* Work to be completed
Lines holding the string "JSON" are the ones to copy from this listing.

Data entries for graphics

** Begin **

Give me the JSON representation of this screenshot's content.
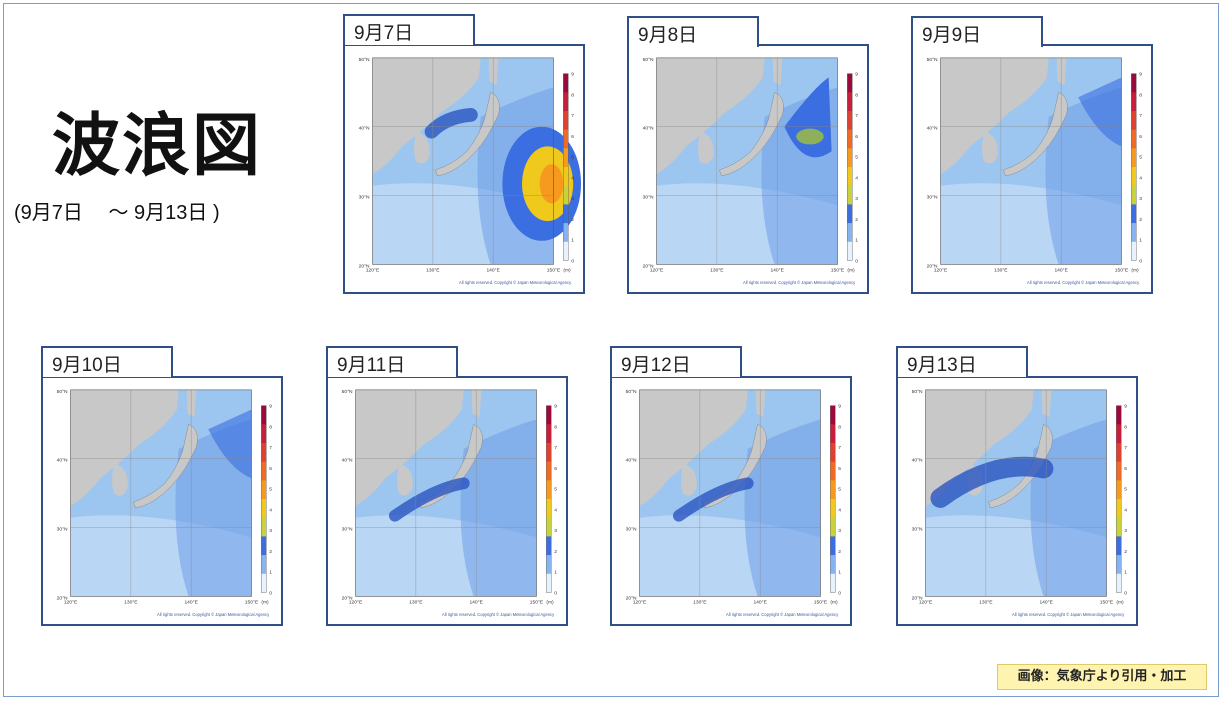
{
  "title": "波浪図",
  "subtitle": "(9月7日　 ～ 9月13日 )",
  "credit": "画像：気象庁より引用・加工",
  "map_common": {
    "lat_labels": [
      "50°N",
      "40°N",
      "30°N",
      "20°N"
    ],
    "lon_labels": [
      "120°E",
      "130°E",
      "140°E",
      "150°E"
    ],
    "scale_labels": [
      "9",
      "8",
      "7",
      "6",
      "5",
      "4",
      "3",
      "2",
      "1",
      "0"
    ],
    "unit": "(m)",
    "copyright": "All rights reserved. Copyright © Japan Meteorological Agency",
    "colors": {
      "land": "#c8c8c8",
      "sea_low": "#e3eefb",
      "sea_mid": "#9cc6ef",
      "sea_high": "#3f6fd8",
      "frame": "#2f4f86"
    }
  },
  "maps": [
    {
      "date": "9月7日",
      "max_wave_m": 4.0,
      "feature": "typhoon-east"
    },
    {
      "date": "9月8日",
      "max_wave_m": 4.0,
      "feature": "high-north-east"
    },
    {
      "date": "9月9日",
      "max_wave_m": 2.5,
      "feature": "moderate"
    },
    {
      "date": "9月10日",
      "max_wave_m": 2.0,
      "feature": "moderate"
    },
    {
      "date": "9月11日",
      "max_wave_m": 2.5,
      "feature": "japan-sea"
    },
    {
      "date": "9月12日",
      "max_wave_m": 2.5,
      "feature": "japan-sea"
    },
    {
      "date": "9月13日",
      "max_wave_m": 3.0,
      "feature": "japan-sea-strong"
    }
  ]
}
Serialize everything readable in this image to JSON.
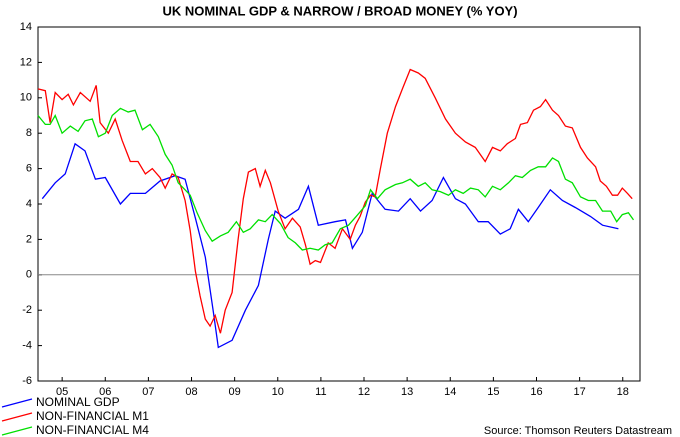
{
  "chart_data": {
    "type": "line",
    "title": "UK NOMINAL GDP & NARROW / BROAD MONEY (% YOY)",
    "source": "Source: Thomson Reuters Datastream",
    "xlim": [
      4.94,
      18.9
    ],
    "xticks": [
      {
        "value": 5.5,
        "label": "05"
      },
      {
        "value": 6.5,
        "label": "06"
      },
      {
        "value": 7.5,
        "label": "07"
      },
      {
        "value": 8.5,
        "label": "08"
      },
      {
        "value": 9.5,
        "label": "09"
      },
      {
        "value": 10.5,
        "label": "10"
      },
      {
        "value": 11.5,
        "label": "11"
      },
      {
        "value": 12.5,
        "label": "12"
      },
      {
        "value": 13.5,
        "label": "13"
      },
      {
        "value": 14.5,
        "label": "14"
      },
      {
        "value": 15.5,
        "label": "15"
      },
      {
        "value": 16.5,
        "label": "16"
      },
      {
        "value": 17.5,
        "label": "17"
      },
      {
        "value": 18.5,
        "label": "18"
      }
    ],
    "ylim": [
      -6,
      14
    ],
    "yticks": [
      -6,
      -4,
      -2,
      0,
      2,
      4,
      6,
      8,
      10,
      12,
      14
    ],
    "grid": false,
    "series": [
      {
        "name": "NOMINAL GDP",
        "color": "#0000ff",
        "x": [
          5.04,
          5.34,
          5.57,
          5.8,
          6.03,
          6.27,
          6.5,
          6.85,
          7.08,
          7.43,
          7.77,
          8.12,
          8.35,
          8.59,
          8.82,
          9.0,
          9.12,
          9.44,
          9.75,
          10.05,
          10.28,
          10.44,
          10.67,
          10.98,
          11.21,
          11.44,
          11.83,
          12.07,
          12.23,
          12.46,
          12.69,
          12.99,
          13.3,
          13.57,
          13.81,
          14.08,
          14.34,
          14.62,
          14.85,
          15.15,
          15.38,
          15.66,
          15.89,
          16.08,
          16.31,
          16.54,
          16.82,
          17.1,
          17.4,
          17.75,
          18.03,
          18.4
        ],
        "values": [
          4.3,
          5.2,
          5.7,
          7.4,
          7.0,
          5.4,
          5.5,
          4.0,
          4.6,
          4.6,
          5.3,
          5.6,
          5.4,
          3.2,
          1.0,
          -2.0,
          -4.1,
          -3.7,
          -2.0,
          -0.6,
          2.0,
          3.6,
          3.2,
          3.7,
          5.0,
          2.8,
          3.0,
          3.1,
          1.5,
          2.4,
          4.6,
          3.7,
          3.6,
          4.3,
          3.6,
          4.2,
          5.5,
          4.3,
          4.0,
          3.0,
          3.0,
          2.3,
          2.6,
          3.7,
          3.0,
          3.8,
          4.8,
          4.2,
          3.8,
          3.3,
          2.8,
          2.6
        ]
      },
      {
        "name": "NON-FINANCIAL M1",
        "color": "#ff0000",
        "x": [
          4.94,
          5.11,
          5.22,
          5.34,
          5.5,
          5.64,
          5.76,
          5.92,
          6.15,
          6.29,
          6.38,
          6.57,
          6.73,
          6.89,
          7.08,
          7.26,
          7.43,
          7.59,
          7.77,
          7.89,
          8.05,
          8.19,
          8.35,
          8.47,
          8.59,
          8.7,
          8.82,
          8.93,
          9.05,
          9.17,
          9.28,
          9.44,
          9.58,
          9.7,
          9.82,
          9.98,
          10.09,
          10.21,
          10.33,
          10.51,
          10.67,
          10.84,
          11.02,
          11.14,
          11.25,
          11.37,
          11.49,
          11.67,
          11.83,
          12.0,
          12.18,
          12.3,
          12.41,
          12.53,
          12.65,
          12.76,
          12.88,
          13.04,
          13.23,
          13.39,
          13.57,
          13.76,
          13.92,
          14.15,
          14.39,
          14.62,
          14.85,
          15.08,
          15.31,
          15.48,
          15.66,
          15.82,
          16.01,
          16.13,
          16.29,
          16.43,
          16.59,
          16.71,
          16.87,
          17.01,
          17.17,
          17.33,
          17.52,
          17.68,
          17.87,
          17.98,
          18.12,
          18.26,
          18.38,
          18.49,
          18.61,
          18.72
        ],
        "values": [
          10.5,
          10.4,
          8.6,
          10.3,
          9.9,
          10.2,
          9.6,
          10.3,
          9.8,
          10.7,
          8.6,
          8.0,
          8.8,
          7.6,
          6.4,
          6.4,
          5.7,
          6.0,
          5.5,
          4.9,
          5.7,
          5.5,
          4.2,
          2.5,
          0.2,
          -1.2,
          -2.5,
          -2.9,
          -2.3,
          -3.3,
          -2.0,
          -1.0,
          2.0,
          4.3,
          5.8,
          6.0,
          5.0,
          5.9,
          5.2,
          3.6,
          2.6,
          3.2,
          2.7,
          1.7,
          0.6,
          0.8,
          0.7,
          1.8,
          1.5,
          2.6,
          2.0,
          2.8,
          3.3,
          4.1,
          4.5,
          4.4,
          6.0,
          8.0,
          9.5,
          10.5,
          11.6,
          11.4,
          11.1,
          10.0,
          8.8,
          8.0,
          7.5,
          7.2,
          6.4,
          7.2,
          7.0,
          7.4,
          7.7,
          8.5,
          8.6,
          9.3,
          9.5,
          9.9,
          9.3,
          9.0,
          8.4,
          8.3,
          7.2,
          6.6,
          6.1,
          5.3,
          5.0,
          4.5,
          4.5,
          4.9,
          4.6,
          4.3
        ]
      },
      {
        "name": "NON-FINANCIAL M4",
        "color": "#00e000",
        "x": [
          4.94,
          5.11,
          5.22,
          5.34,
          5.5,
          5.69,
          5.87,
          6.03,
          6.2,
          6.34,
          6.5,
          6.66,
          6.85,
          7.03,
          7.19,
          7.36,
          7.54,
          7.73,
          7.89,
          8.05,
          8.19,
          8.35,
          8.47,
          8.63,
          8.82,
          8.98,
          9.17,
          9.35,
          9.54,
          9.7,
          9.86,
          10.05,
          10.21,
          10.37,
          10.56,
          10.74,
          10.91,
          11.07,
          11.25,
          11.44,
          11.6,
          11.76,
          11.95,
          12.14,
          12.32,
          12.53,
          12.65,
          12.81,
          12.99,
          13.23,
          13.39,
          13.57,
          13.76,
          13.92,
          14.08,
          14.27,
          14.46,
          14.62,
          14.8,
          14.97,
          15.15,
          15.31,
          15.48,
          15.66,
          15.85,
          16.01,
          16.17,
          16.36,
          16.54,
          16.71,
          16.87,
          17.01,
          17.17,
          17.33,
          17.52,
          17.7,
          17.87,
          18.03,
          18.22,
          18.36,
          18.49,
          18.63,
          18.75
        ],
        "values": [
          9.0,
          8.5,
          8.5,
          9.0,
          8.0,
          8.4,
          8.1,
          8.7,
          8.8,
          7.8,
          8.0,
          9.0,
          9.4,
          9.2,
          9.3,
          8.2,
          8.5,
          7.8,
          6.8,
          6.2,
          5.2,
          4.8,
          4.5,
          3.5,
          2.5,
          1.9,
          2.2,
          2.4,
          3.0,
          2.4,
          2.6,
          3.1,
          3.0,
          3.4,
          2.9,
          2.1,
          1.8,
          1.4,
          1.5,
          1.4,
          1.7,
          1.8,
          2.6,
          2.8,
          3.3,
          3.9,
          4.8,
          4.3,
          4.8,
          5.1,
          5.2,
          5.4,
          5.0,
          5.2,
          4.8,
          4.7,
          4.5,
          4.8,
          4.6,
          4.9,
          4.8,
          4.4,
          5.0,
          4.8,
          5.2,
          5.6,
          5.5,
          5.9,
          6.1,
          6.1,
          6.6,
          6.4,
          5.4,
          5.2,
          4.4,
          4.2,
          4.2,
          3.6,
          3.6,
          3.0,
          3.4,
          3.5,
          3.1
        ]
      }
    ]
  }
}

** End **

* Full answer
Give me the JSON representation of this screenshot's content.
Serialize everything readable in this image to JSON.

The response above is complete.